**GIVEN TASK:** Exactly reproduce all the records, keeping pictures out of the copy.

**SOURCE MATERIAL:**
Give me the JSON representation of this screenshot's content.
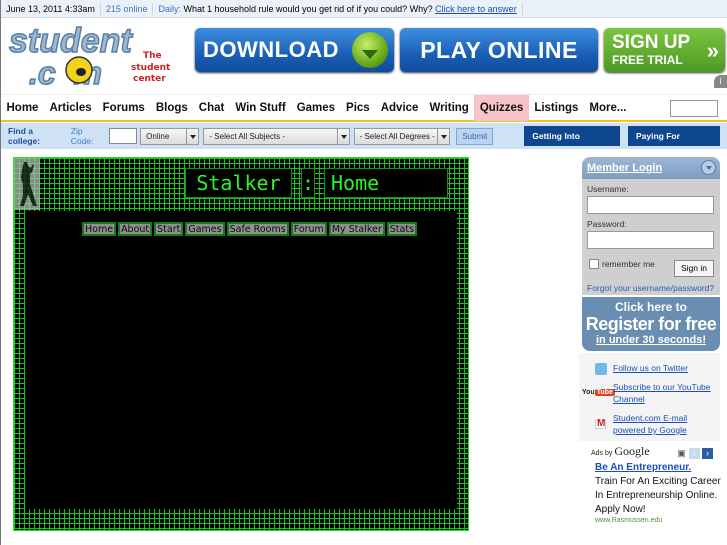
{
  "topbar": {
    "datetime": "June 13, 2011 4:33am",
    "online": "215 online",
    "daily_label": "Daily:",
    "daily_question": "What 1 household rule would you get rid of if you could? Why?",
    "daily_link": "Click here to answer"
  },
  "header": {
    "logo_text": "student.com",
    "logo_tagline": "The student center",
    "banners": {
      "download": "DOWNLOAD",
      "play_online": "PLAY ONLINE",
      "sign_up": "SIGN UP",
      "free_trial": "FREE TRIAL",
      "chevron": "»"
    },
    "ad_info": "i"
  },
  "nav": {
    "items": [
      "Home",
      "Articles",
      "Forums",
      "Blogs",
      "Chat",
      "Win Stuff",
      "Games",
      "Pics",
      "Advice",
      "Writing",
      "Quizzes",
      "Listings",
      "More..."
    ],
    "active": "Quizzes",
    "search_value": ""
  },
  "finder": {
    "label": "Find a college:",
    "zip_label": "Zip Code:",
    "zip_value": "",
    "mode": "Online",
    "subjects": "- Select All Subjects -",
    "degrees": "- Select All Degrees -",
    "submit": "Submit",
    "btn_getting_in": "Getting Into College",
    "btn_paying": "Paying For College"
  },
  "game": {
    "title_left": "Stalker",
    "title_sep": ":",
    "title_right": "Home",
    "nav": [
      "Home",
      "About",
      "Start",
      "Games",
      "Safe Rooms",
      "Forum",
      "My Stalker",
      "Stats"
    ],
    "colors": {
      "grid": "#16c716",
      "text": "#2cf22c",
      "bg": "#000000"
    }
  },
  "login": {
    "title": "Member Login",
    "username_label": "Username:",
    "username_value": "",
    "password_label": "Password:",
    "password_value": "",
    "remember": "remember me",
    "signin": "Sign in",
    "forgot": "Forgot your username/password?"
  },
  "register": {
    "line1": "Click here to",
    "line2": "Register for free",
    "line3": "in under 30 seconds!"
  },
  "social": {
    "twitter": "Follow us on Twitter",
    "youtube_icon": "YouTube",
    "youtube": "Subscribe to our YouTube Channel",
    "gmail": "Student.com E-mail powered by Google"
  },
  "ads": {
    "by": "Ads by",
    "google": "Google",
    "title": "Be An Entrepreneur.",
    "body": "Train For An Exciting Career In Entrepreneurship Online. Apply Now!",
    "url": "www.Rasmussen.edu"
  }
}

**WRITTEN RESPONSE:**
Give me the JSON representation of this screenshot's content.
{
  "topbar": {
    "datetime": "June 13, 2011 4:33am",
    "online": "215 online",
    "daily_label": "Daily:",
    "daily_question": "What 1 household rule would you get rid of if you could? Why?",
    "daily_link": "Click here to answer"
  },
  "header": {
    "logo_text": "student.com",
    "logo_tagline": "The student center",
    "banners": {
      "download": "DOWNLOAD",
      "play_online": "PLAY ONLINE",
      "sign_up": "SIGN UP",
      "free_trial": "FREE TRIAL",
      "chevron": "»"
    },
    "ad_info": "i"
  },
  "nav": {
    "items": [
      "Home",
      "Articles",
      "Forums",
      "Blogs",
      "Chat",
      "Win Stuff",
      "Games",
      "Pics",
      "Advice",
      "Writing",
      "Quizzes",
      "Listings",
      "More..."
    ],
    "active": "Quizzes",
    "search_value": ""
  },
  "finder": {
    "label": "Find a college:",
    "zip_label": "Zip Code:",
    "zip_value": "",
    "mode": "Online",
    "subjects": "- Select All Subjects -",
    "degrees": "- Select All Degrees -",
    "submit": "Submit",
    "btn_getting_in": "Getting Into College",
    "btn_paying": "Paying For College"
  },
  "game": {
    "title_left": "Stalker",
    "title_sep": ":",
    "title_right": "Home",
    "nav": [
      "Home",
      "About",
      "Start",
      "Games",
      "Safe Rooms",
      "Forum",
      "My Stalker",
      "Stats"
    ],
    "colors": {
      "grid": "#16c716",
      "text": "#2cf22c",
      "bg": "#000000"
    }
  },
  "login": {
    "title": "Member Login",
    "username_label": "Username:",
    "username_value": "",
    "password_label": "Password:",
    "password_value": "",
    "remember": "remember me",
    "signin": "Sign in",
    "forgot": "Forgot your username/password?"
  },
  "register": {
    "line1": "Click here to",
    "line2": "Register for free",
    "line3": "in under 30 seconds!"
  },
  "social": {
    "twitter": "Follow us on Twitter",
    "youtube_icon": "YouTube",
    "youtube": "Subscribe to our YouTube Channel",
    "gmail": "Student.com E-mail powered by Google"
  },
  "ads": {
    "by": "Ads by",
    "google": "Google",
    "title": "Be An Entrepreneur.",
    "body": "Train For An Exciting Career In Entrepreneurship Online. Apply Now!",
    "url": "www.Rasmussen.edu"
  }
}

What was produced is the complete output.